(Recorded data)

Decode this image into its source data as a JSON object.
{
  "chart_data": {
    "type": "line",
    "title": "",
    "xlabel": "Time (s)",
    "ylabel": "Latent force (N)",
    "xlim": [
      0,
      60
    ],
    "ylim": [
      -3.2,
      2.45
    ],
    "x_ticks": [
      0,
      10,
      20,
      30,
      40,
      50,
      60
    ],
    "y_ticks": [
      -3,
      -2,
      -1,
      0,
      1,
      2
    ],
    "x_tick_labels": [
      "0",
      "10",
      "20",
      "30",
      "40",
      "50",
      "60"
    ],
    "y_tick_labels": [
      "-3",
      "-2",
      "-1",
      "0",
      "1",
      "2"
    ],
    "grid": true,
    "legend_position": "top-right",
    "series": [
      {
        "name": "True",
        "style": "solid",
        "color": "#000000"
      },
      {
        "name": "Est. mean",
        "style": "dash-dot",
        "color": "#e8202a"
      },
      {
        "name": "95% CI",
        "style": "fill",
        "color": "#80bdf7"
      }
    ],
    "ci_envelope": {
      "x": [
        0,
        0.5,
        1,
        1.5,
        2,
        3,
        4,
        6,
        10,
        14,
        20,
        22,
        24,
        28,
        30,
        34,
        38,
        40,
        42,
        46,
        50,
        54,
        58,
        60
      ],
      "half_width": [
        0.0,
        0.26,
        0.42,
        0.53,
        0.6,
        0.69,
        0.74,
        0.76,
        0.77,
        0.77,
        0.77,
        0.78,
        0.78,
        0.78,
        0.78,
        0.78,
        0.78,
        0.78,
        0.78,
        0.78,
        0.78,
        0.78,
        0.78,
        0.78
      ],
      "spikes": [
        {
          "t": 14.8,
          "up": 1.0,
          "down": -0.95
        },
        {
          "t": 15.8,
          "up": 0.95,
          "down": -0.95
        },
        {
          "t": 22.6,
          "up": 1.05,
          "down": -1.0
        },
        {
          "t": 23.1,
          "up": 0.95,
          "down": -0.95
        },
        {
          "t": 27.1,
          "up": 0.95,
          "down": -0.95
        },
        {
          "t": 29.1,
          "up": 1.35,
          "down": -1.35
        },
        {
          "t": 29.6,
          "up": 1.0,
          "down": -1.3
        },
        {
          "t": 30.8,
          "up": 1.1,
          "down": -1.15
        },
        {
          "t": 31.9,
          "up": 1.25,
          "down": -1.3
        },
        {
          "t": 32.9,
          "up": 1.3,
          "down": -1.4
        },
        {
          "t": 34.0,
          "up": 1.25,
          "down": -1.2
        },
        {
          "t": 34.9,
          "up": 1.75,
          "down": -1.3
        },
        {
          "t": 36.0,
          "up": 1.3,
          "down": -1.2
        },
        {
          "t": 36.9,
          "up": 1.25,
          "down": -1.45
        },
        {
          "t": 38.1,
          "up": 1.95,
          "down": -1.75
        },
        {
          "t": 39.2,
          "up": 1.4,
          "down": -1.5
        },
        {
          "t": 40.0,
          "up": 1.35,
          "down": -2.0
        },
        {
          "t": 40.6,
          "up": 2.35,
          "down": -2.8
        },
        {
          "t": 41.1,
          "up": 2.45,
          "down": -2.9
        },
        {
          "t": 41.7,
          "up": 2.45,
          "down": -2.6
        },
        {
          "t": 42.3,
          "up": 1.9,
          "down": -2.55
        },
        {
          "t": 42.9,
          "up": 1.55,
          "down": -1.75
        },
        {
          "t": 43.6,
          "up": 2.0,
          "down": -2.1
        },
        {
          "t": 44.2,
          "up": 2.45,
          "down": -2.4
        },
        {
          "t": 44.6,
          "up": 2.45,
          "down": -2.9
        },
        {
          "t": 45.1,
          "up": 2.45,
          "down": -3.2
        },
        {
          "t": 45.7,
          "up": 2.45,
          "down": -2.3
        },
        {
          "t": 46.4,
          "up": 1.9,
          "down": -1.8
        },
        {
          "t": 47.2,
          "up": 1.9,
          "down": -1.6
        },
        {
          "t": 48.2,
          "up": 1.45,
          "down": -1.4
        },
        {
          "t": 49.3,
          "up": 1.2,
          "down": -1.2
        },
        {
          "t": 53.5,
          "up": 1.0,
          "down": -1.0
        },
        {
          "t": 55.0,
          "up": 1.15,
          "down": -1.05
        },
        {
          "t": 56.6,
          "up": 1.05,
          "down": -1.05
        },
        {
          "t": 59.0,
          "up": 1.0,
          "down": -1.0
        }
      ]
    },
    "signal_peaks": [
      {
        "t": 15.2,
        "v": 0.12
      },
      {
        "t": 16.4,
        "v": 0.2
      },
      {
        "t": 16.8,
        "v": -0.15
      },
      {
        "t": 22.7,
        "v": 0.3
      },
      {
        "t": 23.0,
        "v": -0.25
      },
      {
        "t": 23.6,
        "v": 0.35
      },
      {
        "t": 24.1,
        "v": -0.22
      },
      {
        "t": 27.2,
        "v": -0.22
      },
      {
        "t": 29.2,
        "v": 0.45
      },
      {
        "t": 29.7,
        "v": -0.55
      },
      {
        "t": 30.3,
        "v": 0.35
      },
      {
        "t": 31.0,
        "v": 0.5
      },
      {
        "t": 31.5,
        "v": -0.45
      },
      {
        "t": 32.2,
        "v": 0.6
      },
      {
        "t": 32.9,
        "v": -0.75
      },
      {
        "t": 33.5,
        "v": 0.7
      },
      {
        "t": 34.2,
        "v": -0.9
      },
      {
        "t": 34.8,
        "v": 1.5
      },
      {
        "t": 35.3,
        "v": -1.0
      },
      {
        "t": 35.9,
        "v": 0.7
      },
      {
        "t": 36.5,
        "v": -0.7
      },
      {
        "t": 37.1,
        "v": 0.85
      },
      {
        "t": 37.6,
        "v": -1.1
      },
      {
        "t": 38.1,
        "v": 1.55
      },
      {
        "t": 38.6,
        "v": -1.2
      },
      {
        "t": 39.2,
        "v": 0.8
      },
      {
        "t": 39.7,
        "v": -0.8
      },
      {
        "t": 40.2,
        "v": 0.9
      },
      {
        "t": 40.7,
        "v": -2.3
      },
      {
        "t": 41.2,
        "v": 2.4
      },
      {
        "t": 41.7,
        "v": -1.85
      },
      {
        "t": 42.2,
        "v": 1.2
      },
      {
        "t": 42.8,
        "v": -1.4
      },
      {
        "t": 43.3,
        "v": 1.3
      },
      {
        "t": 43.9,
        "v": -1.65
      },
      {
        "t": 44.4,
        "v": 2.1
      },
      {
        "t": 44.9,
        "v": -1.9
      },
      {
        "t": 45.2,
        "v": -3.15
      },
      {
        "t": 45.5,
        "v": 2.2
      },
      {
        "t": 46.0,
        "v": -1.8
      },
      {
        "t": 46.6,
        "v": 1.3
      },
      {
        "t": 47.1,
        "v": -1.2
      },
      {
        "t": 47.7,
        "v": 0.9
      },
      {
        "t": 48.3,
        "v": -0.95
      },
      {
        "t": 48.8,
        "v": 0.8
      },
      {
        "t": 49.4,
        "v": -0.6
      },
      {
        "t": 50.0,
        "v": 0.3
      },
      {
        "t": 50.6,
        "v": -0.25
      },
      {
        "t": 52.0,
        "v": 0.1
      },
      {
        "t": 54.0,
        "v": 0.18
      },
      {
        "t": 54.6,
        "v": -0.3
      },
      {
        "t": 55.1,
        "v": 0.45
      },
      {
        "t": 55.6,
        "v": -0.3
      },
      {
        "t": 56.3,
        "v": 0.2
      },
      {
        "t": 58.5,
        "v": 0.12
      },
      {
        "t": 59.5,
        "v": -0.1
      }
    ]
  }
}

## Problem details
From the entries above, list each line with "style" in it.

## Expected answer
        "style": "solid",
        "style": "dash-dot",
        "style": "fill",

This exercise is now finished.